原文:
———
この交代によって、オルモ&ペドリの2人を同じく2人で管理することになったラージョ。当然ながらプレスに突っ込んで奪えるわけもなく、次第に自陣に引きこもる時間が長くなっていく。左に回ったハフィーニャはフェラン・トーレスよりもSBと繋がる意識が強めで、外回りでジェラール・マルティンが持った時に欠かさずランニングしてくれる。

ジェラール・マルティンは常に複数の選択肢を持ちながら立ち回れる選手で、縦に走るハフィーニャと内側のペドリ、奥のレヴァンドフスキやオルモを適宜選びながら前進に関わることができるようになった。前半は選択肢が少なかったもんでな。

押し込まれるラージョはアルバロ・ガルシア、ウナイ・ロペスに代えてエンバルバ、シスを投入。引きこもりの強度を上げる作戦だったのだろうが、そのシスが失点に絡むのだから采配は難しい。

自身とオスカル・バレンティンの間をドリブルで突進するペドリを捕まえきれなかったのはまだしも、そこでなぜかスピードを緩めてしまいゴール前にフリーで駆け込むことを許したのは痛恨すぎるミスだった。60分、ハフィーニャとの距離の長いワンツーでペドリがゴールし同点に追いつく。
———
画像領域の注釈
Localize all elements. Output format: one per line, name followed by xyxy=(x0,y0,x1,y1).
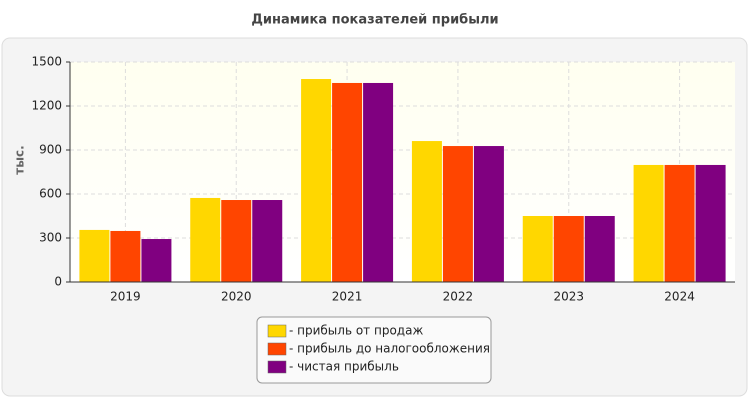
bar xyxy=(442,146,473,282)
bar xyxy=(553,216,584,282)
bar xyxy=(363,82,394,283)
bar xyxy=(633,164,664,282)
legend-label: - чистая прибыль xyxy=(289,360,399,374)
y-tick-label: 0 xyxy=(54,275,62,289)
legend-label: - прибыль от продаж xyxy=(289,324,423,338)
y-tick-label: 600 xyxy=(39,187,62,201)
bar xyxy=(221,200,252,282)
bar xyxy=(664,164,695,282)
legend-swatch xyxy=(267,342,287,356)
y-tick-label: 1200 xyxy=(31,99,62,113)
bar xyxy=(110,230,141,282)
chart-title: Динамика показателей прибыли xyxy=(251,13,498,28)
y-tick-label: 1500 xyxy=(31,55,62,69)
x-tick-label: 2024 xyxy=(664,290,695,304)
bar xyxy=(695,164,726,282)
bar xyxy=(411,141,442,282)
plot-area xyxy=(70,62,735,282)
legend-label: - прибыль до налогообложения xyxy=(289,342,490,356)
bar xyxy=(473,146,504,282)
legend xyxy=(256,316,492,384)
bar xyxy=(190,197,221,282)
y-tick-label: 300 xyxy=(39,231,62,245)
y-axis-label: тыс. xyxy=(13,145,27,174)
legend-swatch xyxy=(267,360,287,374)
x-tick-label: 2019 xyxy=(110,290,141,304)
bar xyxy=(141,239,172,282)
x-tick-label: 2021 xyxy=(332,290,363,304)
bar xyxy=(79,229,110,282)
x-tick-label: 2023 xyxy=(553,290,584,304)
bar xyxy=(332,82,363,283)
x-tick-label: 2020 xyxy=(221,290,252,304)
legend-swatch xyxy=(267,324,287,338)
bar xyxy=(252,200,283,282)
bar xyxy=(301,79,332,282)
x-tick-label: 2022 xyxy=(443,290,474,304)
y-tick-label: 900 xyxy=(39,143,62,157)
bar xyxy=(522,216,553,282)
bar xyxy=(584,216,615,282)
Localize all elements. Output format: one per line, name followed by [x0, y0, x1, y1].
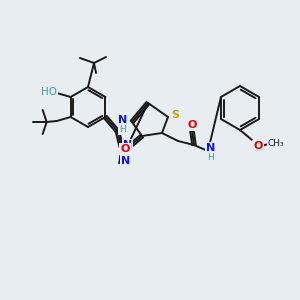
- Text: H: H: [120, 125, 126, 134]
- Text: O: O: [253, 141, 263, 151]
- Text: S: S: [171, 110, 179, 120]
- Text: N: N: [121, 156, 130, 166]
- Text: HO: HO: [41, 87, 57, 97]
- Text: N: N: [206, 143, 216, 153]
- Text: O: O: [120, 144, 130, 154]
- Text: N: N: [123, 140, 132, 150]
- Text: H: H: [118, 124, 126, 134]
- Text: H: H: [208, 154, 214, 163]
- Text: O: O: [187, 120, 197, 130]
- Text: N: N: [118, 115, 127, 125]
- Text: CH₃: CH₃: [268, 140, 284, 148]
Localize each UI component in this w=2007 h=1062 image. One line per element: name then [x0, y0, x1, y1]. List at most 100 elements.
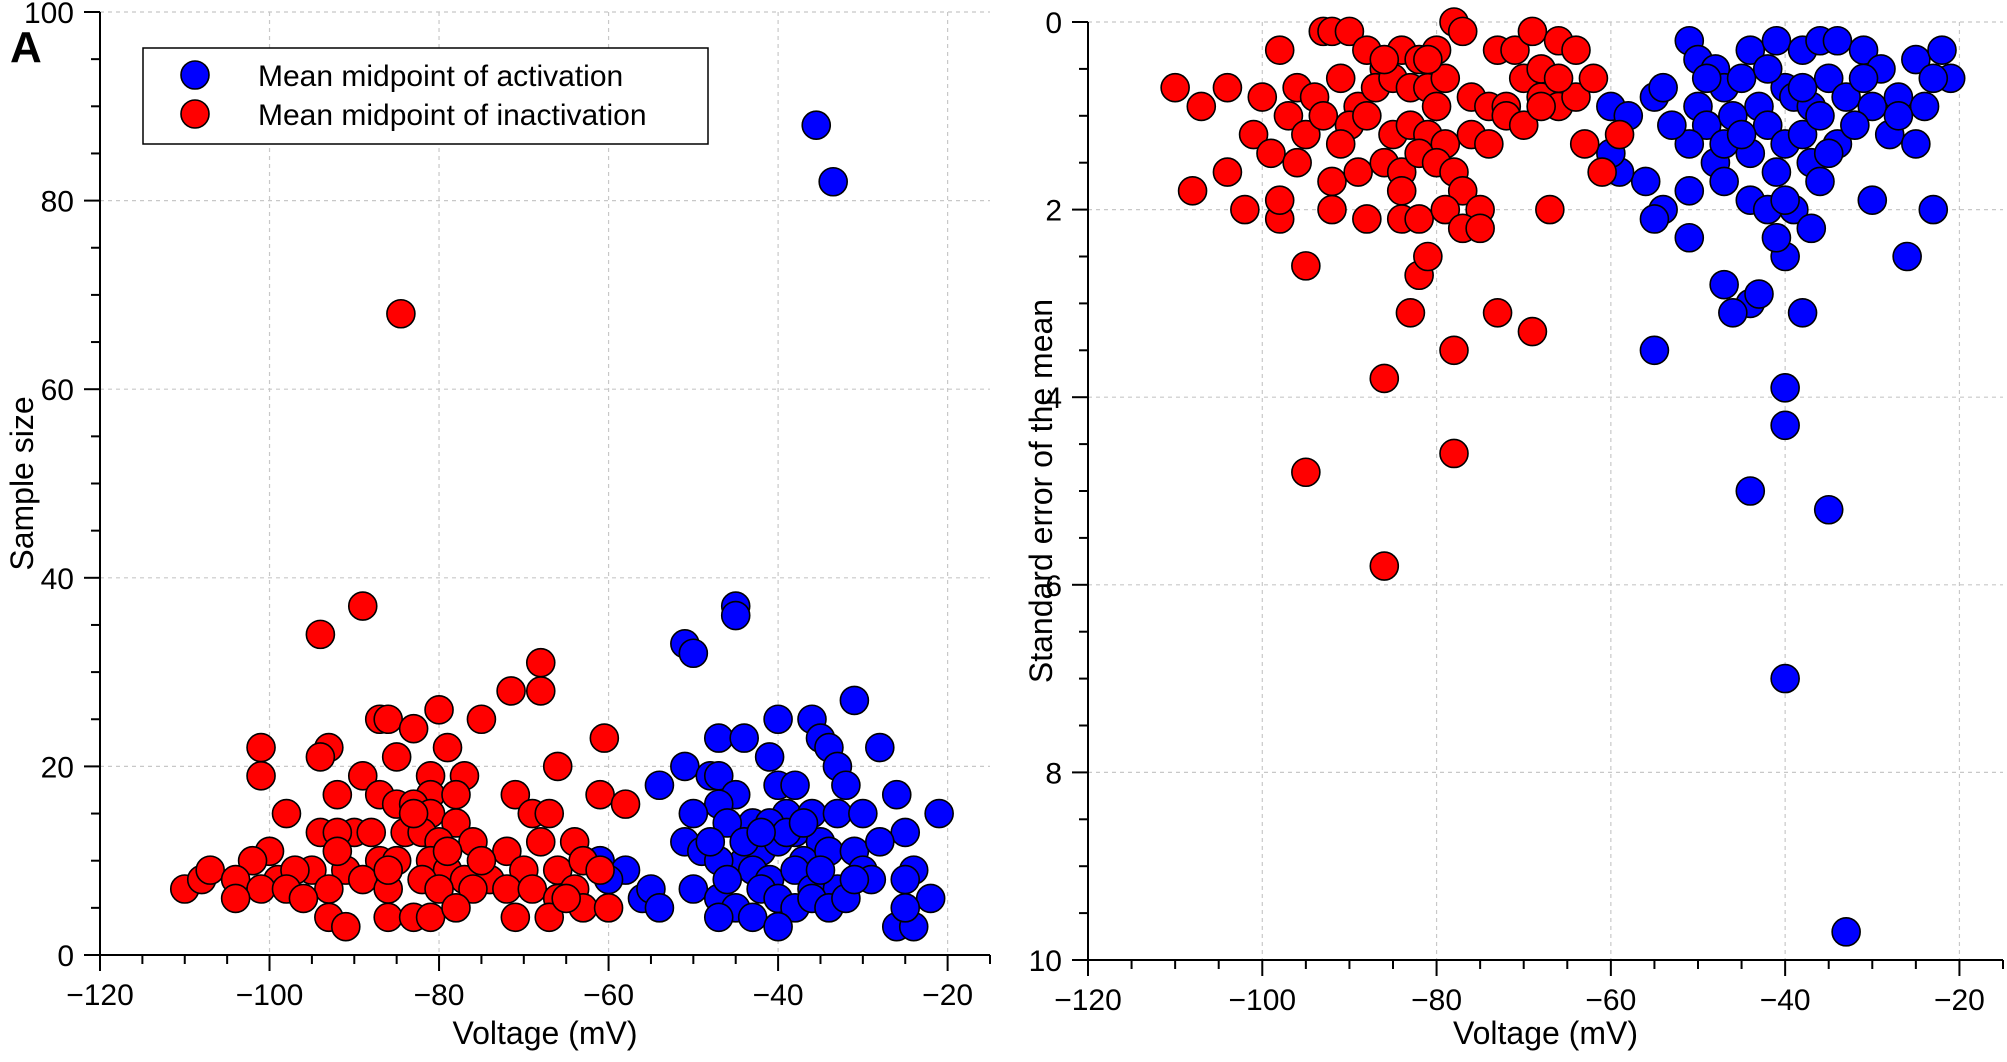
point-inactivation	[1308, 101, 1339, 131]
point-inactivation	[1439, 438, 1469, 469]
point-inactivation	[1447, 16, 1478, 47]
point-activation	[1796, 213, 1827, 244]
point-inactivation	[373, 902, 403, 933]
point-inactivation	[424, 874, 454, 904]
point-activation	[678, 874, 709, 904]
point-inactivation	[1474, 129, 1504, 159]
point-activation	[801, 110, 832, 140]
point-activation	[712, 808, 743, 838]
point-inactivation	[1291, 251, 1321, 281]
point-inactivation	[246, 732, 276, 763]
point-inactivation	[288, 883, 319, 914]
point-inactivation	[610, 789, 641, 819]
point-activation	[737, 902, 768, 933]
point-activation	[839, 685, 870, 716]
point-inactivation	[381, 742, 412, 772]
point-activation	[1752, 54, 1783, 84]
legend-label-inactivation: Mean midpoint of inactivation	[258, 99, 647, 132]
point-inactivation	[551, 883, 581, 914]
point-inactivation	[398, 713, 429, 744]
point-inactivation	[500, 902, 531, 933]
y-tick-label: 20	[41, 751, 74, 784]
point-activation	[822, 798, 853, 829]
point-inactivation	[1325, 129, 1356, 159]
point-activation	[1805, 101, 1835, 131]
point-activation	[754, 742, 785, 772]
point-inactivation	[1317, 194, 1347, 225]
point-activation	[678, 638, 709, 669]
point-inactivation	[1413, 241, 1443, 272]
point-activation	[1822, 25, 1853, 56]
point-inactivation	[386, 298, 416, 329]
point-inactivation	[492, 836, 522, 867]
legend-box	[142, 47, 709, 145]
point-activation	[1857, 185, 1888, 216]
point-inactivation	[1465, 213, 1495, 244]
point-activation	[1892, 241, 1922, 272]
point-inactivation	[1604, 119, 1635, 150]
point-inactivation	[1264, 35, 1295, 65]
point-activation	[1813, 494, 1844, 525]
point-activation	[678, 798, 709, 829]
point-inactivation	[534, 902, 565, 933]
point-activation	[1761, 25, 1792, 56]
y-tick-label: 6	[1045, 570, 1062, 603]
point-activation	[746, 817, 776, 848]
y-tick-label: 8	[1045, 757, 1062, 790]
y-tick-label: 4	[1045, 382, 1062, 415]
point-inactivation	[1508, 110, 1539, 140]
point-inactivation	[1273, 101, 1304, 131]
point-activation	[1918, 63, 1949, 94]
y-tick-label: 0	[1045, 7, 1062, 40]
point-activation	[1639, 335, 1670, 366]
point-activation	[805, 855, 836, 885]
point-inactivation	[1561, 35, 1591, 65]
point-activation	[720, 600, 751, 631]
ticks: −120 −100 −80 −60 −40 −20 0 20 40 60 80 100	[24, 0, 991, 1012]
point-inactivation	[1230, 194, 1260, 225]
point-inactivation	[593, 893, 624, 923]
point-inactivation	[1291, 119, 1321, 150]
point-activation	[695, 827, 726, 857]
point-activation	[1648, 72, 1678, 103]
point-activation	[1831, 82, 1861, 112]
point-inactivation	[1386, 176, 1417, 206]
point-inactivation	[1517, 316, 1548, 347]
ticks: −120 −100 −80 −60 −40 −20 0 2 4 6 8 10	[1029, 7, 2004, 1017]
point-inactivation	[1395, 297, 1426, 328]
x-tick-label: −80	[414, 979, 465, 1012]
point-inactivation	[1343, 157, 1373, 187]
point-inactivation	[1264, 185, 1295, 216]
point-inactivation	[398, 798, 429, 829]
point-inactivation	[322, 779, 353, 810]
point-inactivation	[1369, 363, 1400, 394]
point-activation	[1770, 410, 1800, 441]
point-activation	[1770, 185, 1800, 216]
point-activation	[1787, 297, 1818, 328]
chart-standard-error: −120 −100 −80 −60 −40 −20 0 2 4 6 8 10 Voltage (mV)…	[1023, 7, 2004, 1051]
point-activation	[1691, 110, 1722, 140]
y-axis-label: Standard error of the mean	[1023, 299, 1059, 683]
point-inactivation	[1447, 176, 1478, 206]
point-inactivation	[322, 836, 353, 867]
point-activation	[1639, 204, 1670, 234]
legend-label-activation: Mean midpoint of activation	[258, 60, 623, 93]
point-inactivation	[1430, 194, 1461, 225]
point-activation	[890, 817, 921, 848]
point-inactivation	[246, 874, 276, 904]
point-inactivation	[271, 798, 302, 829]
point-inactivation	[1352, 101, 1382, 131]
point-inactivation	[441, 779, 471, 810]
point-inactivation	[1569, 129, 1600, 159]
point-activation	[1744, 279, 1774, 309]
x-axis-label: Voltage (mV)	[453, 1015, 638, 1051]
point-inactivation	[432, 732, 463, 763]
y-tick-label: 100	[24, 0, 74, 30]
point-activation	[1726, 119, 1757, 150]
point-activation	[924, 798, 954, 829]
point-activation	[1805, 166, 1835, 197]
x-axis-label: Voltage (mV)	[1453, 1015, 1638, 1051]
point-activation	[890, 864, 921, 895]
point-inactivation	[1247, 82, 1278, 112]
point-activation	[818, 166, 848, 197]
———
指示内容:
次の1.～3.の記述がそれぞれ原文の内容と一致するかを「はい」または「いいえ」で答え、判断の根拠となる原文の語句をそのまま引用してください。
1. ハフィーニャは左に回った。
2. ペドリの同点ゴールは70分に生まれた。
3. ジェラール・マルティンは常に複数の選択肢を持ちながら立ち回れる選手とされている。
エントリはこの作業には関係しません。

完成回答:
1. はい:「左に回ったハフィーニャは」
2. いいえ:「60分、ハフィーニャとの距離の長いワンツーでペドリがゴールし同点に追いつく。」
3. はい:「ジェラール・マルティンは常に複数の選択肢を持ちながら立ち回れる選手で」